WRITTEN INSTRUCTION
Reproduce the listing verbatim.

## start EXERCISE INPUTS

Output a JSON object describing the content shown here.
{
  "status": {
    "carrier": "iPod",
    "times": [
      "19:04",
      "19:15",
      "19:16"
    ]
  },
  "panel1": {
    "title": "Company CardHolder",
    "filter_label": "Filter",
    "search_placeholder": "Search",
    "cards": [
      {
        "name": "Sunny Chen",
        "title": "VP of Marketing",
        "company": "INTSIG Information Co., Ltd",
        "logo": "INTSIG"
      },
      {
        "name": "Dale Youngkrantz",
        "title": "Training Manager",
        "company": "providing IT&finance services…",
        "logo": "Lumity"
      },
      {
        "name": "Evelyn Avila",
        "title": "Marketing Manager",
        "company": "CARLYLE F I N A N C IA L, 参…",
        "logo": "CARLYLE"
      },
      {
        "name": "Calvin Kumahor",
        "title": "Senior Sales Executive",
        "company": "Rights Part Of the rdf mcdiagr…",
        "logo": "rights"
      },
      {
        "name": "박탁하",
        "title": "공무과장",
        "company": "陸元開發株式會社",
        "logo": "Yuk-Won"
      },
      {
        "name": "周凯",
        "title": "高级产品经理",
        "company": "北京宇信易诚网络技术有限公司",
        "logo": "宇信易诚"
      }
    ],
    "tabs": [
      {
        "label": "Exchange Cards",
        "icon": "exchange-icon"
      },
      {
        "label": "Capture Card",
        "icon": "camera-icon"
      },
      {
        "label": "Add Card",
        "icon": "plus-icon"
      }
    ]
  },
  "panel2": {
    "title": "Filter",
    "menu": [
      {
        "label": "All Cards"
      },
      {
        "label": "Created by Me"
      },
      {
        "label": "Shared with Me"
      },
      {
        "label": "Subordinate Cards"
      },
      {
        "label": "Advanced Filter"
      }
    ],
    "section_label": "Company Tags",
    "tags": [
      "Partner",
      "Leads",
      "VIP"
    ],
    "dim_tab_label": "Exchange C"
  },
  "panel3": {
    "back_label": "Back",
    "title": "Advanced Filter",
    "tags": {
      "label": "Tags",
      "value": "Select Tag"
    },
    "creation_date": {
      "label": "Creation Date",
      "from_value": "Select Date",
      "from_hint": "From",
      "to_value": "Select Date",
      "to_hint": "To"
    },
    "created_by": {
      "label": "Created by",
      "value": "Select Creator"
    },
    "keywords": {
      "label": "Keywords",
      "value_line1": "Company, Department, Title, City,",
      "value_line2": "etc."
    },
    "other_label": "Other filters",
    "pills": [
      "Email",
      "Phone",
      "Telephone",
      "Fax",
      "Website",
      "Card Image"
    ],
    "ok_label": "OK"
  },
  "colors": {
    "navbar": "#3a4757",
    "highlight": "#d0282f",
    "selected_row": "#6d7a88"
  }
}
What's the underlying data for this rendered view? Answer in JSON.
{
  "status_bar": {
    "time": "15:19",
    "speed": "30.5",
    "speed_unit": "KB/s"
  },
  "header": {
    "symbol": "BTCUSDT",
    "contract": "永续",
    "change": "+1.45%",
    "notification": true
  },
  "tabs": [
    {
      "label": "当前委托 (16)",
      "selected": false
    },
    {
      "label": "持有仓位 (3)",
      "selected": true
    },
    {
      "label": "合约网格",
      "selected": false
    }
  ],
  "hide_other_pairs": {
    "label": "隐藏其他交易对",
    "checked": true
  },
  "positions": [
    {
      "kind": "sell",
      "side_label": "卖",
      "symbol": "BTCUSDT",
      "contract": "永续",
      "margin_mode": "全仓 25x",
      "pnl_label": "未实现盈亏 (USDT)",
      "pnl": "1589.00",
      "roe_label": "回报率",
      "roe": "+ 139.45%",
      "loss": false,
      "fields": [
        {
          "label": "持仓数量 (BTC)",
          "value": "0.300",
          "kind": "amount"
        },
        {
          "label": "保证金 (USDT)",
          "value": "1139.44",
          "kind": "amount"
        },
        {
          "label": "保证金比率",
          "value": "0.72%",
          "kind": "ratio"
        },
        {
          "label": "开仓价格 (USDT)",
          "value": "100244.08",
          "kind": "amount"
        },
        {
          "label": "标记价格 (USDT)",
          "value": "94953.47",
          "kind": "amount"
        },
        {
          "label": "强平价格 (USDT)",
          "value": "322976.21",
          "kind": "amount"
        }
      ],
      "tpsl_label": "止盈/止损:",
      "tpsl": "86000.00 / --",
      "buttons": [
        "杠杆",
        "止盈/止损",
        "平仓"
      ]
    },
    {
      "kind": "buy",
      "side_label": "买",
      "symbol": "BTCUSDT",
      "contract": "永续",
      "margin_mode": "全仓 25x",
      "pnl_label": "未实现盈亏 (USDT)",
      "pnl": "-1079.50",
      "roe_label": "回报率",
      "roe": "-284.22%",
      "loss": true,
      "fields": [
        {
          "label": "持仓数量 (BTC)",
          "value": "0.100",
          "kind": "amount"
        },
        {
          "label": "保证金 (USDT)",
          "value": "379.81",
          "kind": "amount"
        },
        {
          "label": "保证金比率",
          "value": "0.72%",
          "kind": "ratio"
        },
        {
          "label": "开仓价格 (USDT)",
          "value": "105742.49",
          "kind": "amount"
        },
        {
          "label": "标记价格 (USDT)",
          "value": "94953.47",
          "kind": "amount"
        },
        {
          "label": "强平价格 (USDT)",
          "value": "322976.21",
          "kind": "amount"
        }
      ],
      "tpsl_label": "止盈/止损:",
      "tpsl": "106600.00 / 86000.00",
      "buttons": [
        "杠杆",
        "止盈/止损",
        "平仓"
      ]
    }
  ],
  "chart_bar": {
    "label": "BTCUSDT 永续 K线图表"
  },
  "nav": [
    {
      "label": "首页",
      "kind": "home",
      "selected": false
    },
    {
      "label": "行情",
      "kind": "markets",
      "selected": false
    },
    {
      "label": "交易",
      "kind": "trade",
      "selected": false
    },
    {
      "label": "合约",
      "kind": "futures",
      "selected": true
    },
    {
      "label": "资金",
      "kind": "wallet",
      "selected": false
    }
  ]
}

## end EXERCISE INPUTS

OUTPUT BELOW
Output a JSON object describing the content shown here.
{
  "status": {
    "carrier": "iPod",
    "times": [
      "19:04",
      "19:15",
      "19:16"
    ]
  },
  "panel1": {
    "title": "Company CardHolder",
    "filter_label": "Filter",
    "search_placeholder": "Search",
    "cards": [
      {
        "name": "Sunny Chen",
        "title": "VP of Marketing",
        "company": "INTSIG Information Co., Ltd",
        "logo": "INTSIG"
      },
      {
        "name": "Dale Youngkrantz",
        "title": "Training Manager",
        "company": "providing IT&finance services…",
        "logo": "Lumity"
      },
      {
        "name": "Evelyn Avila",
        "title": "Marketing Manager",
        "company": "CARLYLE F I N A N C IA L, 参…",
        "logo": "CARLYLE"
      },
      {
        "name": "Calvin Kumahor",
        "title": "Senior Sales Executive",
        "company": "Rights Part Of the rdf mcdiagr…",
        "logo": "rights"
      },
      {
        "name": "박탁하",
        "title": "공무과장",
        "company": "陸元開發株式會社",
        "logo": "Yuk-Won"
      },
      {
        "name": "周凯",
        "title": "高级产品经理",
        "company": "北京宇信易诚网络技术有限公司",
        "logo": "宇信易诚"
      }
    ],
    "tabs": [
      {
        "label": "Exchange Cards",
        "icon": "exchange-icon"
      },
      {
        "label": "Capture Card",
        "icon": "camera-icon"
      },
      {
        "label": "Add Card",
        "icon": "plus-icon"
      }
    ]
  },
  "panel2": {
    "title": "Filter",
    "menu": [
      {
        "label": "All Cards"
      },
      {
        "label": "Created by Me"
      },
      {
        "label": "Shared with Me"
      },
      {
        "label": "Subordinate Cards"
      },
      {
        "label": "Advanced Filter"
      }
    ],
    "section_label": "Company Tags",
    "tags": [
      "Partner",
      "Leads",
      "VIP"
    ],
    "dim_tab_label": "Exchange C"
  },
  "panel3": {
    "back_label": "Back",
    "title": "Advanced Filter",
    "tags": {
      "label": "Tags",
      "value": "Select Tag"
    },
    "creation_date": {
      "label": "Creation Date",
      "from_value": "Select Date",
      "from_hint": "From",
      "to_value": "Select Date",
      "to_hint": "To"
    },
    "created_by": {
      "label": "Created by",
      "value": "Select Creator"
    },
    "keywords": {
      "label": "Keywords",
      "value_line1": "Company, Department, Title, City,",
      "value_line2": "etc."
    },
    "other_label": "Other filters",
    "pills": [
      "Email",
      "Phone",
      "Telephone",
      "Fax",
      "Website",
      "Card Image"
    ],
    "ok_label": "OK"
  },
  "colors": {
    "navbar": "#3a4757",
    "highlight": "#d0282f",
    "selected_row": "#6d7a88"
  }
}
What's the underlying data for this rendered view? Answer in JSON.
{
  "status_bar": {
    "time": "15:19",
    "speed": "30.5",
    "speed_unit": "KB/s"
  },
  "header": {
    "symbol": "BTCUSDT",
    "contract": "永续",
    "change": "+1.45%",
    "notification": true
  },
  "tabs": [
    {
      "label": "当前委托 (16)",
      "selected": false
    },
    {
      "label": "持有仓位 (3)",
      "selected": true
    },
    {
      "label": "合约网格",
      "selected": false
    }
  ],
  "hide_other_pairs": {
    "label": "隐藏其他交易对",
    "checked": true
  },
  "positions": [
    {
      "kind": "sell",
      "side_label": "卖",
      "symbol": "BTCUSDT",
      "contract": "永续",
      "margin_mode": "全仓 25x",
      "pnl_label": "未实现盈亏 (USDT)",
      "pnl": "1589.00",
      "roe_label": "回报率",
      "roe": "+ 139.45%",
      "loss": false,
      "fields": [
        {
          "label": "持仓数量 (BTC)",
          "value": "0.300",
          "kind": "amount"
        },
        {
          "label": "保证金 (USDT)",
          "value": "1139.44",
          "kind": "amount"
        },
        {
          "label": "保证金比率",
          "value": "0.72%",
          "kind": "ratio"
        },
        {
          "label": "开仓价格 (USDT)",
          "value": "100244.08",
          "kind": "amount"
        },
        {
          "label": "标记价格 (USDT)",
          "value": "94953.47",
          "kind": "amount"
        },
        {
          "label": "强平价格 (USDT)",
          "value": "322976.21",
          "kind": "amount"
        }
      ],
      "tpsl_label": "止盈/止损:",
      "tpsl": "86000.00 / --",
      "buttons": [
        "杠杆",
        "止盈/止损",
        "平仓"
      ]
    },
    {
      "kind": "buy",
      "side_label": "买",
      "symbol": "BTCUSDT",
      "contract": "永续",
      "margin_mode": "全仓 25x",
      "pnl_label": "未实现盈亏 (USDT)",
      "pnl": "-1079.50",
      "roe_label": "回报率",
      "roe": "-284.22%",
      "loss": true,
      "fields": [
        {
          "label": "持仓数量 (BTC)",
          "value": "0.100",
          "kind": "amount"
        },
        {
          "label": "保证金 (USDT)",
          "value": "379.81",
          "kind": "amount"
        },
        {
          "label": "保证金比率",
          "value": "0.72%",
          "kind": "ratio"
        },
        {
          "label": "开仓价格 (USDT)",
          "value": "105742.49",
          "kind": "amount"
        },
        {
          "label": "标记价格 (USDT)",
          "value": "94953.47",
          "kind": "amount"
        },
        {
          "label": "强平价格 (USDT)",
          "value": "322976.21",
          "kind": "amount"
        }
      ],
      "tpsl_label": "止盈/止损:",
      "tpsl": "106600.00 / 86000.00",
      "buttons": [
        "杠杆",
        "止盈/止损",
        "平仓"
      ]
    }
  ],
  "chart_bar": {
    "label": "BTCUSDT 永续 K线图表"
  },
  "nav": [
    {
      "label": "首页",
      "kind": "home",
      "selected": false
    },
    {
      "label": "行情",
      "kind": "markets",
      "selected": false
    },
    {
      "label": "交易",
      "kind": "trade",
      "selected": false
    },
    {
      "label": "合约",
      "kind": "futures",
      "selected": true
    },
    {
      "label": "资金",
      "kind": "wallet",
      "selected": false
    }
  ]
}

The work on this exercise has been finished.